Problem details: Reproduce word for word the lines of the items below, from the line containing "trace-line (49, 393, 1131, 413)" through the line containing "left-hour-label: 05:00 (12, 380, 47, 394)", including both of those lines.

## BEGIN Task data

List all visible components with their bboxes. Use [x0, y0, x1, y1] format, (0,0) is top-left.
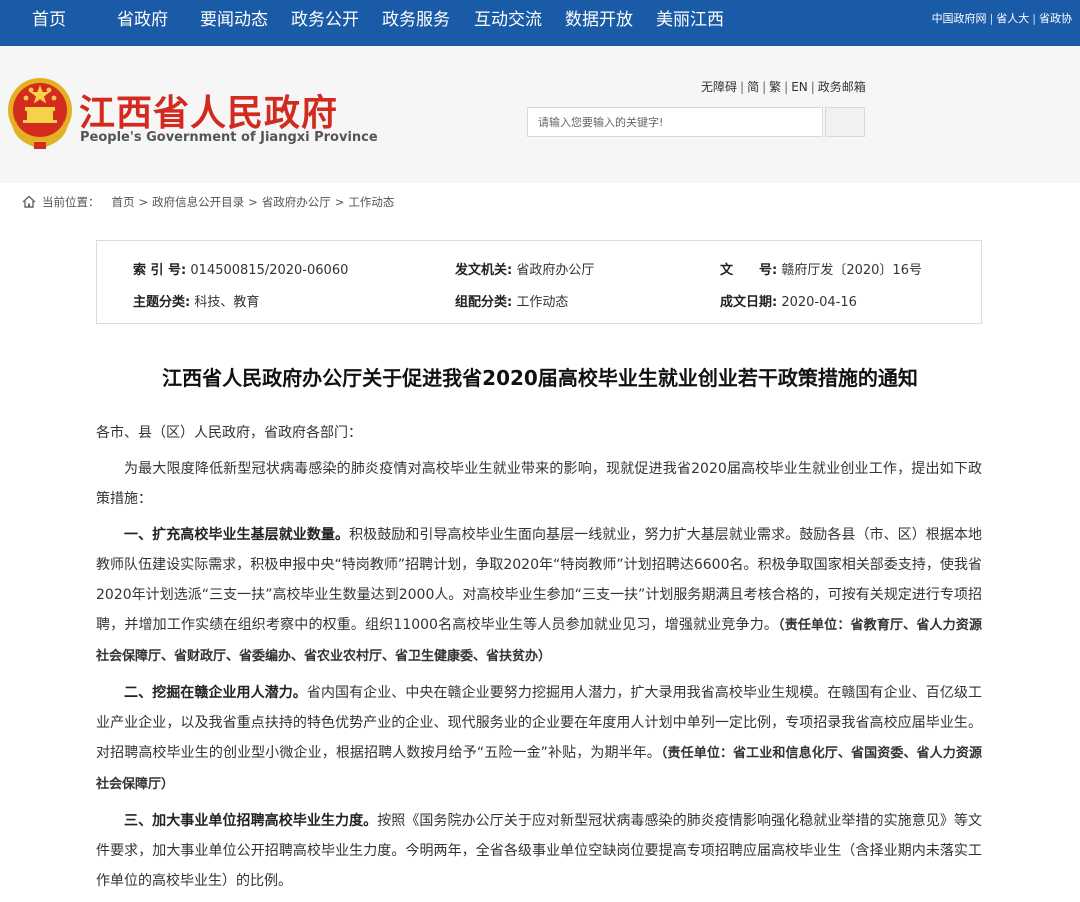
home-icon — [22, 195, 36, 208]
meta-value: 工作动态 — [516, 295, 569, 310]
document-meta-box: 索 引 号: 014500815/2020-06060 发文机关: 省政府办公厅… — [96, 240, 982, 324]
divider: | — [762, 80, 767, 94]
link-china-gov[interactable]: 中国政府网 — [932, 12, 987, 25]
nav-item-beautiful-jiangxi[interactable]: 美丽江西 — [656, 0, 724, 46]
divider: | — [989, 12, 994, 25]
nav-item-provincial-gov[interactable]: 省政府 — [117, 0, 168, 46]
site-title[interactable]: 江西省人民政府 — [79, 84, 338, 136]
chevron-right-icon: > — [138, 195, 149, 209]
meta-key: 组配分类: — [455, 295, 513, 310]
nav-item-gov-affairs-open[interactable]: 政务公开 — [291, 0, 359, 46]
paragraph-2: 二、挖掘在赣企业用人潜力。省内国有企业、中央在赣企业要努力挖掘用人潜力，扩大录用… — [96, 678, 982, 800]
search-button[interactable] — [825, 107, 865, 137]
nav-item-home[interactable]: 首页 — [32, 0, 66, 46]
link-simplified[interactable]: 简 — [747, 80, 759, 94]
meta-group: 组配分类: 工作动态 — [455, 291, 568, 310]
meta-value: 赣府厅发〔2020〕16号 — [781, 263, 922, 278]
meta-value: 省政府办公厅 — [516, 263, 595, 278]
paragraph-heading: 三、加大事业单位招聘高校毕业生力度。 — [124, 813, 378, 829]
meta-key: 成文日期: — [720, 295, 778, 310]
breadcrumb-work-news[interactable]: 工作动态 — [348, 195, 394, 209]
search-box — [527, 107, 823, 137]
link-provincial-congress[interactable]: 省人大 — [996, 12, 1029, 25]
meta-key: 主题分类: — [133, 295, 191, 310]
meta-value: 2020-04-16 — [781, 295, 857, 310]
chevron-right-icon: > — [334, 195, 345, 209]
link-gov-mailbox[interactable]: 政务邮箱 — [818, 80, 866, 94]
meta-value: 014500815/2020-06060 — [190, 263, 349, 278]
site-header: 江西省人民政府 People's Government of Jiangxi P… — [0, 46, 1080, 183]
nav-item-open-data[interactable]: 数据开放 — [565, 0, 633, 46]
divider: | — [810, 80, 815, 94]
meta-key: 发文机关: — [455, 263, 513, 278]
search-input[interactable] — [528, 108, 822, 136]
article-title: 江西省人民政府办公厅关于促进我省2020届高校毕业生就业创业若干政策措施的通知 — [162, 366, 918, 390]
nav-item-interaction[interactable]: 互动交流 — [474, 0, 542, 46]
meta-index-number: 索 引 号: 014500815/2020-06060 — [133, 259, 348, 278]
divider: | — [740, 80, 745, 94]
link-provincial-cppcc[interactable]: 省政协 — [1039, 12, 1072, 25]
divider: | — [784, 80, 789, 94]
breadcrumb-label: 当前位置： — [42, 195, 100, 209]
link-english[interactable]: EN — [791, 80, 808, 94]
paragraph-3: 三、加大事业单位招聘高校毕业生力度。按照《国务院办公厅关于应对新型冠状病毒感染的… — [96, 806, 982, 896]
utility-links: 无障碍 | 简 | 繁 | EN | 政务邮箱 — [701, 78, 866, 95]
meta-key: 文 号: — [720, 263, 778, 278]
nav-item-gov-services[interactable]: 政务服务 — [382, 0, 450, 46]
site-subtitle: People's Government of Jiangxi Province — [80, 130, 378, 145]
breadcrumb-info-disclosure[interactable]: 政府信息公开目录 — [152, 195, 244, 209]
chevron-right-icon: > — [248, 195, 258, 209]
divider: | — [1032, 12, 1036, 25]
nav-item-news[interactable]: 要闻动态 — [200, 0, 268, 46]
breadcrumb-home[interactable]: 首页 — [112, 195, 135, 209]
paragraph-heading: 一、扩充高校毕业生基层就业数量。 — [124, 527, 350, 543]
national-emblem-icon[interactable] — [6, 76, 74, 150]
meta-key: 索 引 号: — [133, 263, 187, 278]
breadcrumb-general-office[interactable]: 省政府办公厅 — [262, 195, 331, 209]
meta-issuer: 发文机关: 省政府办公厅 — [455, 259, 594, 278]
paragraph-1: 一、扩充高校毕业生基层就业数量。积极鼓励和引导高校毕业生面向基层一线就业，努力扩… — [96, 520, 982, 672]
link-accessibility[interactable]: 无障碍 — [701, 80, 737, 94]
paragraph-heading: 二、挖掘在赣企业用人潜力。 — [124, 685, 307, 701]
breadcrumb: 当前位置： 首页 > 政府信息公开目录 > 省政府办公厅 > 工作动态 — [22, 194, 394, 210]
meta-topic: 主题分类: 科技、教育 — [133, 291, 259, 310]
meta-document-number: 文 号: 赣府厅发〔2020〕16号 — [720, 259, 922, 278]
article-body: 各市、县（区）人民政府，省政府各部门： 为最大限度降低新型冠状病毒感染的肺炎疫情… — [96, 418, 982, 902]
intro-paragraph: 为最大限度降低新型冠状病毒感染的肺炎疫情对高校毕业生就业带来的影响，现就促进我省… — [96, 461, 982, 507]
top-external-links: 中国政府网 | 省人大 | 省政协 — [932, 0, 1072, 40]
top-nav: 首页 省政府 要闻动态 政务公开 政务服务 互动交流 数据开放 美丽江西 中国政… — [0, 0, 1080, 46]
meta-value: 科技、教育 — [194, 295, 260, 310]
link-traditional[interactable]: 繁 — [769, 80, 781, 94]
salutation: 各市、县（区）人民政府，省政府各部门： — [96, 425, 362, 441]
meta-date: 成文日期: 2020-04-16 — [720, 291, 857, 310]
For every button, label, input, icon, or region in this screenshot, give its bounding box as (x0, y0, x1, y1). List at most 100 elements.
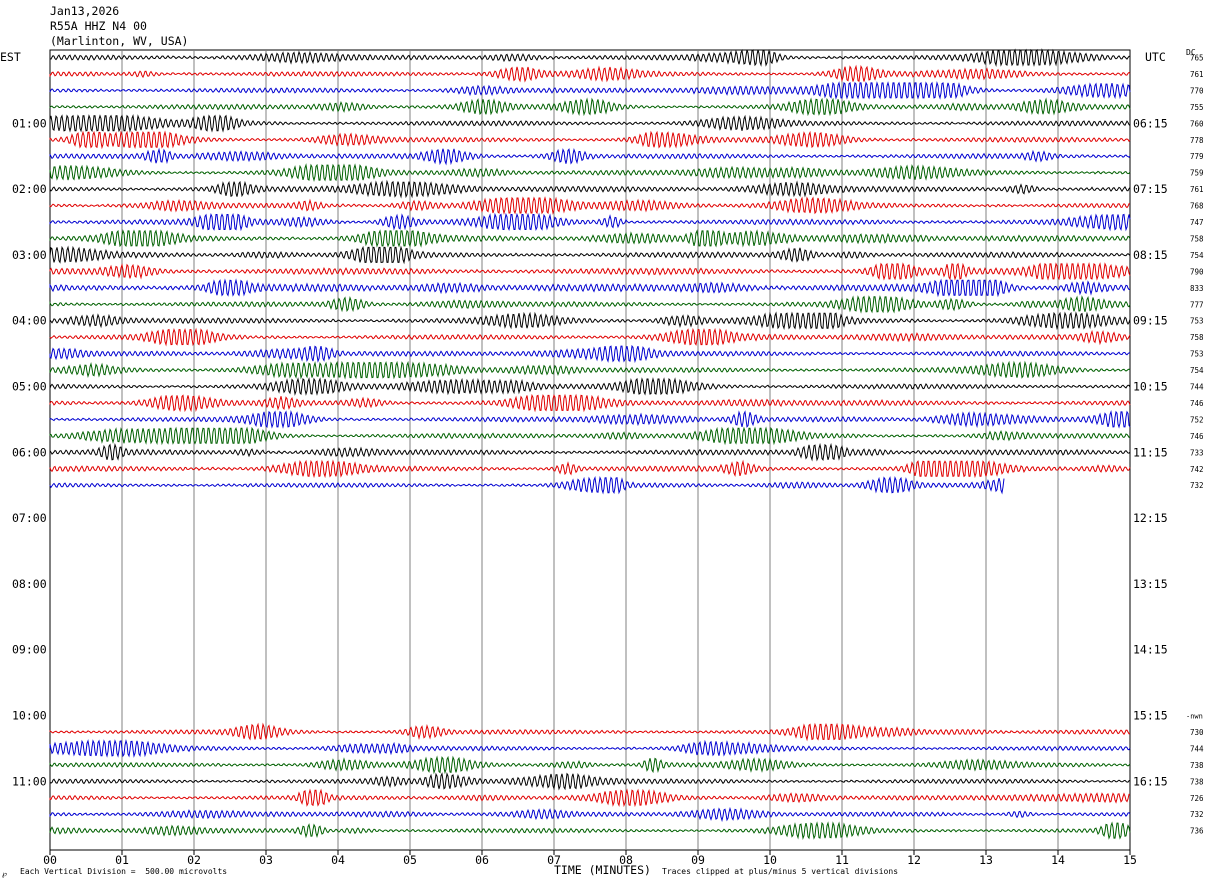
trace-line (49, 393, 1131, 413)
left-hour-label: 09:00 (12, 643, 47, 657)
left-hour-label: 11:00 (12, 774, 47, 788)
right-hour-label: 08:15 (1133, 248, 1168, 262)
dc-offset-label: 760 (1190, 119, 1204, 128)
trace-line (49, 196, 1130, 215)
trace-line (49, 788, 1131, 808)
x-tick-label: 10 (763, 853, 777, 867)
right-hour-label: 15:15 (1133, 709, 1168, 723)
dc-offset-label: 730 (1190, 728, 1204, 737)
dc-offset-label: 765 (1190, 54, 1204, 63)
trace-line (49, 722, 1131, 742)
dc-offset-label: 746 (1190, 432, 1204, 441)
trace-line (49, 163, 1131, 182)
left-hour-label: 05:00 (12, 380, 47, 394)
clip-note: Traces clipped at plus/minus 5 vertical … (662, 867, 899, 876)
left-hour-label: 02:00 (12, 182, 47, 196)
dc-offset-label: 752 (1190, 415, 1204, 424)
right-hour-label: 13:15 (1133, 577, 1168, 591)
x-tick-label: 02 (187, 853, 201, 867)
dc-offset-label: 726 (1190, 794, 1204, 803)
dc-offset-label: 790 (1190, 267, 1204, 276)
trace-line (49, 426, 1131, 446)
trace-line (49, 212, 1131, 232)
right-hour-label: 07:15 (1133, 182, 1168, 196)
dc-offset-label: 732 (1190, 810, 1204, 819)
right-hour-label: 06:15 (1133, 116, 1168, 130)
dc-offset-label: 753 (1190, 350, 1204, 359)
trace-line (49, 97, 1131, 117)
dc-offset-label: 758 (1190, 234, 1204, 243)
dc-offset-label: 779 (1190, 152, 1204, 161)
dc-offset-label: 742 (1190, 465, 1204, 474)
trace-line (49, 179, 1131, 199)
trace-line (49, 409, 1131, 429)
trace-line (49, 327, 1131, 347)
dc-offset-label: 755 (1190, 103, 1204, 112)
dc-offset-label: 778 (1190, 136, 1204, 145)
trace-line (49, 344, 1131, 364)
x-axis-title: TIME (MINUTES) (554, 863, 651, 877)
trace-line (49, 821, 1131, 840)
x-tick-label: 04 (331, 853, 345, 867)
left-hour-label: 04:00 (12, 314, 47, 328)
dc-offset-label: 746 (1190, 399, 1204, 408)
trace-line (49, 771, 1131, 791)
dc-offset-label: 738 (1190, 777, 1204, 786)
dc-offset-label: 732 (1190, 481, 1204, 490)
dc-offset-label: 833 (1190, 284, 1204, 293)
dc-offset-label: 736 (1190, 827, 1204, 836)
dc-offset-label: 777 (1190, 300, 1204, 309)
x-tick-label: 00 (43, 853, 57, 867)
trace-line (49, 442, 1131, 462)
trace-line (49, 147, 1131, 166)
left-hour-label: 07:00 (12, 511, 47, 525)
trace-line (49, 806, 1131, 823)
x-tick-label: 03 (259, 853, 273, 867)
trace-line (49, 459, 1131, 479)
trace-line (49, 475, 1005, 495)
left-hour-label: 10:00 (12, 709, 47, 723)
x-tick-label: 01 (115, 853, 129, 867)
x-tick-label: 11 (835, 853, 849, 867)
x-tick-label: 06 (475, 853, 489, 867)
trace-line (49, 755, 1131, 775)
trace-line (49, 311, 1131, 331)
vertical-scale-note: Each Vertical Division = 500.00 microvol… (20, 867, 228, 876)
x-tick-label: 05 (403, 853, 417, 867)
dc-offset-label: 754 (1190, 251, 1204, 260)
dc-offset-label: 770 (1190, 86, 1204, 95)
right-hour-label: 16:15 (1133, 774, 1168, 788)
trace-line (49, 81, 1131, 100)
x-tick-label: 15 (1123, 853, 1137, 867)
footer-icon: ℘ (2, 870, 7, 878)
dc-offset-label: 761 (1190, 185, 1204, 194)
dc-offset-label: 738 (1190, 761, 1204, 770)
dc-offset-label: 744 (1190, 383, 1204, 392)
x-tick-label: 14 (1051, 853, 1065, 867)
left-hour-label: 01:00 (12, 116, 47, 130)
dc-offset-label: 744 (1190, 744, 1204, 753)
left-hour-label: 08:00 (12, 577, 47, 591)
x-tick-label: 13 (979, 853, 993, 867)
left-hour-label: 06:00 (12, 445, 47, 459)
trace-line (49, 738, 1131, 758)
trace-line (49, 64, 1131, 83)
trace-line (49, 377, 1131, 396)
right-hour-label: 10:15 (1133, 380, 1168, 394)
dc-offset-label: 747 (1190, 218, 1204, 227)
trace-line (49, 262, 1131, 281)
trace-line (49, 48, 1131, 67)
trace-line (49, 130, 1131, 150)
right-hour-label: 14:15 (1133, 643, 1168, 657)
dc-offset-label: 754 (1190, 366, 1204, 375)
dc-offset-label: 753 (1190, 317, 1204, 326)
x-tick-label: 09 (691, 853, 705, 867)
trace-line (49, 114, 1131, 133)
gap-marker-label: -nwn (1186, 713, 1203, 721)
trace-line (49, 245, 1131, 265)
right-hour-label: 11:15 (1133, 445, 1168, 459)
trace-line (49, 295, 1131, 314)
dc-offset-label: 759 (1190, 169, 1204, 178)
trace-line (49, 278, 1130, 298)
trace-line (49, 229, 1131, 248)
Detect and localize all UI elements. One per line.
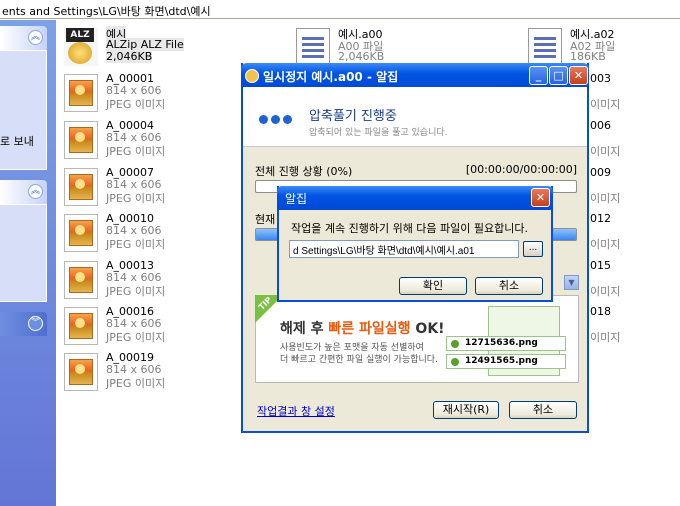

## END Task data

Output for this exercise:
trace-line (49, 393, 1131, 413)
left-hour-label: 09:00 (12, 643, 47, 657)
left-hour-label: 11:00 (12, 774, 47, 788)
right-hour-label: 08:15 (1133, 248, 1168, 262)
dc-offset-label: 760 (1190, 119, 1204, 128)
trace-line (49, 196, 1130, 215)
trace-line (49, 788, 1131, 808)
x-tick-label: 10 (763, 853, 777, 867)
right-hour-label: 15:15 (1133, 709, 1168, 723)
dc-offset-label: 730 (1190, 728, 1204, 737)
dc-offset-label: 765 (1190, 54, 1204, 63)
trace-line (49, 722, 1131, 742)
dc-offset-label: 746 (1190, 432, 1204, 441)
trace-line (49, 163, 1131, 182)
left-hour-label: 05:00 (12, 380, 47, 394)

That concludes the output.